What is being asked:
What lines of the data include the string "Percentage"? Copy them all.

Material for this task:
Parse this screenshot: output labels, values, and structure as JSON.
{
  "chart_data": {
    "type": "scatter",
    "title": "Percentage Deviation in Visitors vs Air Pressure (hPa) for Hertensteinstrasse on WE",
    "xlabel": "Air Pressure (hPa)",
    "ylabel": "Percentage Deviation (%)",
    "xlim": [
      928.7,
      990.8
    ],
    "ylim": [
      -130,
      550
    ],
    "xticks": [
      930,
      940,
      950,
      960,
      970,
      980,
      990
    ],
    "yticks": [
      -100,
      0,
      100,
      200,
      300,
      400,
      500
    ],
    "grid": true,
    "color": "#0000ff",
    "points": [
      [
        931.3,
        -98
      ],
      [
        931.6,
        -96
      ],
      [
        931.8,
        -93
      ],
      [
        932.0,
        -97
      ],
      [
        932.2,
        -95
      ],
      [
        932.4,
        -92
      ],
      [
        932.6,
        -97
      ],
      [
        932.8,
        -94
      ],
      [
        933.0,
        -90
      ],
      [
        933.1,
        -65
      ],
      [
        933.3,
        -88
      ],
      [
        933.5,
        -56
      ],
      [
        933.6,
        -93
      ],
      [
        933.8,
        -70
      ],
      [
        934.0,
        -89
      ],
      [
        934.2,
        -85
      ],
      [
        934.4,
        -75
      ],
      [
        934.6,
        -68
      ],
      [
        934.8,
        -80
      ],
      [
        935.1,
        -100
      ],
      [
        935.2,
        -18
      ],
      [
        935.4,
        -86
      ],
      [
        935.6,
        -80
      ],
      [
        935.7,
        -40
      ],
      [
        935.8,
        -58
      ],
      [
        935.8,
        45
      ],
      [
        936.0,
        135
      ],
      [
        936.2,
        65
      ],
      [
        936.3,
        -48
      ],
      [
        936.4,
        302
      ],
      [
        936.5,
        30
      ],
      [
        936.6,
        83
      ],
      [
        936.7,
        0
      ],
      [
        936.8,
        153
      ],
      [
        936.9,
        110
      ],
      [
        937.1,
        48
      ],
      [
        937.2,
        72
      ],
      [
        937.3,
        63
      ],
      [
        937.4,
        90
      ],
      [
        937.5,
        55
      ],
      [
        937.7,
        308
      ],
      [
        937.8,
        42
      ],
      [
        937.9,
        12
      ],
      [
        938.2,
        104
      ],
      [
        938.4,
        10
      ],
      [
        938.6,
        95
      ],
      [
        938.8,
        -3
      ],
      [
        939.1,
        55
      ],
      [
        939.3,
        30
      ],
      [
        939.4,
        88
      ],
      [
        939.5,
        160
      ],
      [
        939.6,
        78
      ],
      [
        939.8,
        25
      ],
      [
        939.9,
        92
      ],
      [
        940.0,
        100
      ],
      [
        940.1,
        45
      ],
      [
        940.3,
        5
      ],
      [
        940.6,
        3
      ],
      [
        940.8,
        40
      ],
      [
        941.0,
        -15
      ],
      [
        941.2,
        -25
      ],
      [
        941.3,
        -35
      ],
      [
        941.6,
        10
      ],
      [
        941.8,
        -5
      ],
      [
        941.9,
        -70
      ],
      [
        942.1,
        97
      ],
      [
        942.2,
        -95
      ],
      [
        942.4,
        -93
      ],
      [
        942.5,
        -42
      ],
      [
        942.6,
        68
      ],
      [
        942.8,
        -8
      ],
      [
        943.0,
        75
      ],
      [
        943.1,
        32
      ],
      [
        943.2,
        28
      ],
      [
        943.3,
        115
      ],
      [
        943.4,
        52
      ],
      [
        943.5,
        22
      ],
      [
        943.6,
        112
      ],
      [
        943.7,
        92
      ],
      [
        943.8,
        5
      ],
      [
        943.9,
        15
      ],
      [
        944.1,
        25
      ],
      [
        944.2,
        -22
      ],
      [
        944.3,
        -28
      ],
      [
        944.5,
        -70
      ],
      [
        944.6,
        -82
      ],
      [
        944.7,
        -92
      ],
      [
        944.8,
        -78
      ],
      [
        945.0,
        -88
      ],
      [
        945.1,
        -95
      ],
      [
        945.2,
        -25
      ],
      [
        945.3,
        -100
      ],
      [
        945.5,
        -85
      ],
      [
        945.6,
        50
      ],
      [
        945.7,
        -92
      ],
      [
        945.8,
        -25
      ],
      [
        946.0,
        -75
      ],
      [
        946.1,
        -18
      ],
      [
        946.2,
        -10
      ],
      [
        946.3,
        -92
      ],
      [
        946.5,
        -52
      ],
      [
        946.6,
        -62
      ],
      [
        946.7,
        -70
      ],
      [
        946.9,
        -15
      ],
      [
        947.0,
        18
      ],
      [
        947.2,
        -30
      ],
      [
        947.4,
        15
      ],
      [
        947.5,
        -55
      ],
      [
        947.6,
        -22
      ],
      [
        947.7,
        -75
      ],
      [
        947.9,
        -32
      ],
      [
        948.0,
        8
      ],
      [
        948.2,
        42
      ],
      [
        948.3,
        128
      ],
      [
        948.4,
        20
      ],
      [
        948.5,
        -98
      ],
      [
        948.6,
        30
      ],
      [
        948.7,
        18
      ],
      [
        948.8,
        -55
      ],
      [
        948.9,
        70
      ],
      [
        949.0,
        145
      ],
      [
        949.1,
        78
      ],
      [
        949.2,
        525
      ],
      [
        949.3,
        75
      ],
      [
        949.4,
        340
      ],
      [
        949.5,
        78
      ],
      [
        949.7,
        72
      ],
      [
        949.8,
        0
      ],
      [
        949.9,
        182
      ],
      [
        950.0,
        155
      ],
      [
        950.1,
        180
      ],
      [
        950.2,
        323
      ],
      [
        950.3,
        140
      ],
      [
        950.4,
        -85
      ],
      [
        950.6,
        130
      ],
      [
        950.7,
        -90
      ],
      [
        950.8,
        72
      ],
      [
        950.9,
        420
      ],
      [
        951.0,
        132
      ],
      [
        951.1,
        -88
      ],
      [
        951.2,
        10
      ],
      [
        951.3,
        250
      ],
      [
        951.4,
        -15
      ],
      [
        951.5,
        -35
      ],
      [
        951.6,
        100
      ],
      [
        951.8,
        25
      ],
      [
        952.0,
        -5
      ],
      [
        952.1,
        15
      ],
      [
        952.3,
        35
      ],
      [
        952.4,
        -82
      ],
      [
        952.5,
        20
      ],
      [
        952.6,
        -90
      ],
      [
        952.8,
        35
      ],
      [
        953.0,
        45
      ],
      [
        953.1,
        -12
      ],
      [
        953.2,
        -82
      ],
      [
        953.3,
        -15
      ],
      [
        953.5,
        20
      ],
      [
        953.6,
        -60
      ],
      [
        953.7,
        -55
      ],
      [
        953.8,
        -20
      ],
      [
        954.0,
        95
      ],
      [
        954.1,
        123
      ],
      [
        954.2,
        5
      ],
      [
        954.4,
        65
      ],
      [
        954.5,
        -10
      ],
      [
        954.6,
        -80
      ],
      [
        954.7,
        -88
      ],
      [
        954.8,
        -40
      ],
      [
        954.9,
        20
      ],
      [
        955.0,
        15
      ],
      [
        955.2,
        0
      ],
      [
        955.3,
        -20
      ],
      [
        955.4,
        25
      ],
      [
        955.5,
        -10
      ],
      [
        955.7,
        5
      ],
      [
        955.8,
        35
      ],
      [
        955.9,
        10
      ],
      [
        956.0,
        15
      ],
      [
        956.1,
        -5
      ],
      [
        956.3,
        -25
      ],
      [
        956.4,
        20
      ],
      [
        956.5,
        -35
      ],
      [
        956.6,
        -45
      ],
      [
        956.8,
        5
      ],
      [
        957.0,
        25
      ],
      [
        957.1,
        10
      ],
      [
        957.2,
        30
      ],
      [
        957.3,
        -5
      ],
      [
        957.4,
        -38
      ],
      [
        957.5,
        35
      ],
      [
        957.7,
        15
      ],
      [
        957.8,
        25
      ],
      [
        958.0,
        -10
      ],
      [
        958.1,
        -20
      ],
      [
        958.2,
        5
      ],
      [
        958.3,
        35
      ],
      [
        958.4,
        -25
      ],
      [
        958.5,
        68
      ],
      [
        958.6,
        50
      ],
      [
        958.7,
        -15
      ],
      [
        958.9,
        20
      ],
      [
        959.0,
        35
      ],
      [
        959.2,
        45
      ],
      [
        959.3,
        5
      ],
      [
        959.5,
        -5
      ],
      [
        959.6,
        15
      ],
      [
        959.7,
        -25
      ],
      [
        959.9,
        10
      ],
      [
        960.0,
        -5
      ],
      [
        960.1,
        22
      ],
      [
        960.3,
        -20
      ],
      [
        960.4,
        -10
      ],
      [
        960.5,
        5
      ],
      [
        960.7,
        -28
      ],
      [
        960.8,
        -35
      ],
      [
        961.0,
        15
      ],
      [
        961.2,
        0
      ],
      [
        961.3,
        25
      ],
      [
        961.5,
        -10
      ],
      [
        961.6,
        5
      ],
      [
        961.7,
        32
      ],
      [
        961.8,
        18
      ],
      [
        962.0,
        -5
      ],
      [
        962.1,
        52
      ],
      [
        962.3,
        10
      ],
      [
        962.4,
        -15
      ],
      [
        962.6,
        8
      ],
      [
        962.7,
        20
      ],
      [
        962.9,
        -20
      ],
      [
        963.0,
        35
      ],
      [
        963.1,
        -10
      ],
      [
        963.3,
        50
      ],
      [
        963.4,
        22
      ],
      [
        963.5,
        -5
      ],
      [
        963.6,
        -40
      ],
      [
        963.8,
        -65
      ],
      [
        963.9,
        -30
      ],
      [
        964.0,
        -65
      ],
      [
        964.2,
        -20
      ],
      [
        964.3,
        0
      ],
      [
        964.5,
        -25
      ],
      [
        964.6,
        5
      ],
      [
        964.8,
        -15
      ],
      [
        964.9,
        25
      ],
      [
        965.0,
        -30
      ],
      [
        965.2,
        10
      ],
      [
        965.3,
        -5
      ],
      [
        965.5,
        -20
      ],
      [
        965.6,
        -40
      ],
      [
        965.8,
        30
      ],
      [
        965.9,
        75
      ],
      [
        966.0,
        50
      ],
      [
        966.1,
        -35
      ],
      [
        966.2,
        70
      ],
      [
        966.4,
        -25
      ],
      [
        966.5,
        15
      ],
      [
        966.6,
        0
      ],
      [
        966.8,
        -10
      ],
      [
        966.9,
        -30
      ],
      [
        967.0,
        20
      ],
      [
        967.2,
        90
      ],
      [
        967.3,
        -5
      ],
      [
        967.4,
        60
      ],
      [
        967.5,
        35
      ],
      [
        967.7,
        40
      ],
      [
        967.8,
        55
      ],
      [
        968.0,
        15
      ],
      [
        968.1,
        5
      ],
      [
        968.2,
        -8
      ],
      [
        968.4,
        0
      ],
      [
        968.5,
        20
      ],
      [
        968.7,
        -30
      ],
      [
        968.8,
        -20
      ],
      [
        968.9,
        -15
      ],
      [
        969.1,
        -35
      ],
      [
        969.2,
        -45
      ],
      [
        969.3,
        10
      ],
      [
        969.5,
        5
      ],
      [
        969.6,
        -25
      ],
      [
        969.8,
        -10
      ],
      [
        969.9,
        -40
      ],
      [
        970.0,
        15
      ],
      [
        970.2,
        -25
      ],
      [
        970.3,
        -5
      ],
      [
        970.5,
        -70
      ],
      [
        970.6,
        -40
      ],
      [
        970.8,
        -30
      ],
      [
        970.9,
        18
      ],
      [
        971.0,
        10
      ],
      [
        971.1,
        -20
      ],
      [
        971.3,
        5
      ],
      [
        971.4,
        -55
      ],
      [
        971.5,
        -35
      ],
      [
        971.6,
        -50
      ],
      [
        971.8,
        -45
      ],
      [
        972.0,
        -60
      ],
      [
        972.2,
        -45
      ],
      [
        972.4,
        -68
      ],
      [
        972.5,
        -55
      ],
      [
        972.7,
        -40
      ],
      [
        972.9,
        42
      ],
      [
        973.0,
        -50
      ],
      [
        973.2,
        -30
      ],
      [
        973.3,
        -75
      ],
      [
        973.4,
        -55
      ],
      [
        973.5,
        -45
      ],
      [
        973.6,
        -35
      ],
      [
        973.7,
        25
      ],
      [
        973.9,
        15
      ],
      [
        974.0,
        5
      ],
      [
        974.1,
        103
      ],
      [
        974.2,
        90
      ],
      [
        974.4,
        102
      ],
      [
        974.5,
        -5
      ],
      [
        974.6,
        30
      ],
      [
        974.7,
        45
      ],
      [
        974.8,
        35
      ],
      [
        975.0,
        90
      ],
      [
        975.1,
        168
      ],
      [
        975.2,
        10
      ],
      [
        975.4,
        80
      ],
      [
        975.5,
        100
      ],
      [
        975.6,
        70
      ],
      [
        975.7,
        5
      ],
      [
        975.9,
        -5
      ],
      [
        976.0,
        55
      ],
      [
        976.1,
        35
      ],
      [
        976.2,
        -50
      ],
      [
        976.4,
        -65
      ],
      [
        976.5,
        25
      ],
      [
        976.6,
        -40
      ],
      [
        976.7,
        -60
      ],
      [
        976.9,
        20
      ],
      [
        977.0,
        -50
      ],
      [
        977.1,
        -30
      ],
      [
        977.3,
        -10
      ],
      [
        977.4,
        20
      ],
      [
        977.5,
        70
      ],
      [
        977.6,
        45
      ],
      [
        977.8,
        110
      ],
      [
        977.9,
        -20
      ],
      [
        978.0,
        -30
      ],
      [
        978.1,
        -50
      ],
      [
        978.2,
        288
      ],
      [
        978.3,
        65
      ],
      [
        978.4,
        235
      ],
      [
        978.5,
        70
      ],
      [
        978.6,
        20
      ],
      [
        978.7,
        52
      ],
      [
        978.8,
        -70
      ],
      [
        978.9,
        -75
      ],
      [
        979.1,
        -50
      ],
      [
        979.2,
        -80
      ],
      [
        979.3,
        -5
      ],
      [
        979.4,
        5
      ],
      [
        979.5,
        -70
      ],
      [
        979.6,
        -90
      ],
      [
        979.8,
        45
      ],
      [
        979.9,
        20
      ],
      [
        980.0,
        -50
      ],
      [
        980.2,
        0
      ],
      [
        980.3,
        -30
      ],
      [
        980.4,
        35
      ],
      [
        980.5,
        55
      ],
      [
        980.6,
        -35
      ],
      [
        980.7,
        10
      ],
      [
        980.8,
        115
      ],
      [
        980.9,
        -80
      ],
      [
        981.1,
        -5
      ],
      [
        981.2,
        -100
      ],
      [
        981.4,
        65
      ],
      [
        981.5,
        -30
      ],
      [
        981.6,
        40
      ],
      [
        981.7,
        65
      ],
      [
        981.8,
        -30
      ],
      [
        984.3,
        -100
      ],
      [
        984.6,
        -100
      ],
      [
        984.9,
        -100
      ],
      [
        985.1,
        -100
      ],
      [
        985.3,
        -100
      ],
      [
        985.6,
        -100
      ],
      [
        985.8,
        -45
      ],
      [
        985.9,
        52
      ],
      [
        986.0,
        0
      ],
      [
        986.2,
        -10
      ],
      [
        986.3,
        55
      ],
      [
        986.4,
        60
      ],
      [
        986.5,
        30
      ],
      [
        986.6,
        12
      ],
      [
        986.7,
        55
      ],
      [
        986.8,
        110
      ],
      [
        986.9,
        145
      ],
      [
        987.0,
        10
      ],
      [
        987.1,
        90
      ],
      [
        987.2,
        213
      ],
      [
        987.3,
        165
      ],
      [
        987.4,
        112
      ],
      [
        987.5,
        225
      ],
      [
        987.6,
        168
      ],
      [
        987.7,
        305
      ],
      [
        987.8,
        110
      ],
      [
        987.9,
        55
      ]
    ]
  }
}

Reply to the exercise:
    "title": "Percentage Deviation in Visitors vs Air Pressure (hPa) for Hertensteinstrasse on WE",
    "ylabel": "Percentage Deviation (%)",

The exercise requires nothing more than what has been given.